Repeat, line for line, the entries printed below.

▶ Data:

· · · · · · ·

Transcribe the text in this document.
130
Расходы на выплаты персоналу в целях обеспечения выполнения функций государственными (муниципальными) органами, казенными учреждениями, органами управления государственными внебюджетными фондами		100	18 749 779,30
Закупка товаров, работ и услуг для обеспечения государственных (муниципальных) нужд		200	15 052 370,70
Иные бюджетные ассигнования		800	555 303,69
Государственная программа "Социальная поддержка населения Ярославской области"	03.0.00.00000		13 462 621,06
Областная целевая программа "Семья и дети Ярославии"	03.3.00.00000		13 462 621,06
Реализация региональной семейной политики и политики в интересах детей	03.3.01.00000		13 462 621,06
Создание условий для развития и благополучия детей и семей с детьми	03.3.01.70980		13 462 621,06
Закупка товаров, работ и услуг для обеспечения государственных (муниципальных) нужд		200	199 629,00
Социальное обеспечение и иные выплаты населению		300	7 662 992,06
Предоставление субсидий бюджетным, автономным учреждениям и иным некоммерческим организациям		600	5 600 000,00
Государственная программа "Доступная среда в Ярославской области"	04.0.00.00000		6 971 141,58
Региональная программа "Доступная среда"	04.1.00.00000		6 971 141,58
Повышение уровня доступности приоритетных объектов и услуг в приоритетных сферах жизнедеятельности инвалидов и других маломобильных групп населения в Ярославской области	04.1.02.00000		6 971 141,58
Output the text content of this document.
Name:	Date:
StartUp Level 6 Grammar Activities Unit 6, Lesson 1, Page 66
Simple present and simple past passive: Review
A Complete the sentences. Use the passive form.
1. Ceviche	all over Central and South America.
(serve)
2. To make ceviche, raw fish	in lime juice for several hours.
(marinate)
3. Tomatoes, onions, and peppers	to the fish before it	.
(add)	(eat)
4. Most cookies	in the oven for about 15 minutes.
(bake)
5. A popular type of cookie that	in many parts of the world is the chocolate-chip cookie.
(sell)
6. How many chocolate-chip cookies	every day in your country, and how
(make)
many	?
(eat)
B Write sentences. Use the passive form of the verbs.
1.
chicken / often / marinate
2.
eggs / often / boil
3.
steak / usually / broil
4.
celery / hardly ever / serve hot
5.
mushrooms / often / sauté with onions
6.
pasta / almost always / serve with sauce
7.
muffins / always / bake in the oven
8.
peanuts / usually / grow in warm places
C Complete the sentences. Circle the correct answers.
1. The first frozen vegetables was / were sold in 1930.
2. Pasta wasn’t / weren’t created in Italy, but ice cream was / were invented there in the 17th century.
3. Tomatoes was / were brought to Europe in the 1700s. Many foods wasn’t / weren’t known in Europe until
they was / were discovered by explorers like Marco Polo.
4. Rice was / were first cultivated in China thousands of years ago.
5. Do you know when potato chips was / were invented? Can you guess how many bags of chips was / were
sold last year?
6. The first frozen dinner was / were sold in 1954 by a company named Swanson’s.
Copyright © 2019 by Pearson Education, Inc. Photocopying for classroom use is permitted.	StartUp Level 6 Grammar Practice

· · · · · · ·

▶ Reply to the exercise:
Transcribe the text in this document.
130
Расходы на выплаты персоналу в целях обеспечения выполнения функций государственными (муниципальными) органами, казенными учреждениями, органами управления государственными внебюджетными фондами		100	18 749 779,30
Закупка товаров, работ и услуг для обеспечения государственных (муниципальных) нужд		200	15 052 370,70
Иные бюджетные ассигнования		800	555 303,69
Государственная программа "Социальная поддержка населения Ярославской области"	03.0.00.00000		13 462 621,06
Областная целевая программа "Семья и дети Ярославии"	03.3.00.00000		13 462 621,06
Реализация региональной семейной политики и политики в интересах детей	03.3.01.00000		13 462 621,06
Создание условий для развития и благополучия детей и семей с детьми	03.3.01.70980		13 462 621,06
Закупка товаров, работ и услуг для обеспечения государственных (муниципальных) нужд		200	199 629,00
Социальное обеспечение и иные выплаты населению		300	7 662 992,06
Предоставление субсидий бюджетным, автономным учреждениям и иным некоммерческим организациям		600	5 600 000,00
Государственная программа "Доступная среда в Ярославской области"	04.0.00.00000		6 971 141,58
Региональная программа "Доступная среда"	04.1.00.00000		6 971 141,58
Повышение уровня доступности приоритетных объектов и услуг в приоритетных сферах жизнедеятельности инвалидов и других маломобильных групп населения в Ярославской области	04.1.02.00000		6 971 141,58
Output the text content of this document.
Name:	Date:
StartUp Level 6 Grammar Activities Unit 6, Lesson 1, Page 66
Simple present and simple past passive: Review
A Complete the sentences. Use the passive form.
1. Ceviche	all over Central and South America.
(serve)
2. To make ceviche, raw fish	in lime juice for several hours.
(marinate)
3. Tomatoes, onions, and peppers	to the fish before it	.
(add)	(eat)
4. Most cookies	in the oven for about 15 minutes.
(bake)
5. A popular type of cookie that	in many parts of the world is the chocolate-chip cookie.
(sell)
6. How many chocolate-chip cookies	every day in your country, and how
(make)
many	?
(eat)
B Write sentences. Use the passive form of the verbs.
1.
chicken / often / marinate
2.
eggs / often / boil
3.
steak / usually / broil
4.
celery / hardly ever / serve hot
5.
mushrooms / often / sauté with onions
6.
pasta / almost always / serve with sauce
7.
muffins / always / bake in the oven
8.
peanuts / usually / grow in warm places
C Complete the sentences. Circle the correct answers.
1. The first frozen vegetables was / were sold in 1930.
2. Pasta wasn’t / weren’t created in Italy, but ice cream was / were invented there in the 17th century.
3. Tomatoes was / were brought to Europe in the 1700s. Many foods wasn’t / weren’t known in Europe until
they was / were discovered by explorers like Marco Polo.
4. Rice was / were first cultivated in China thousands of years ago.
5. Do you know when potato chips was / were invented? Can you guess how many bags of chips was / were
sold last year?
6. The first frozen dinner was / were sold in 1954 by a company named Swanson’s.
Copyright © 2019 by Pearson Education, Inc. Photocopying for classroom use is permitted.	StartUp Level 6 Grammar Practice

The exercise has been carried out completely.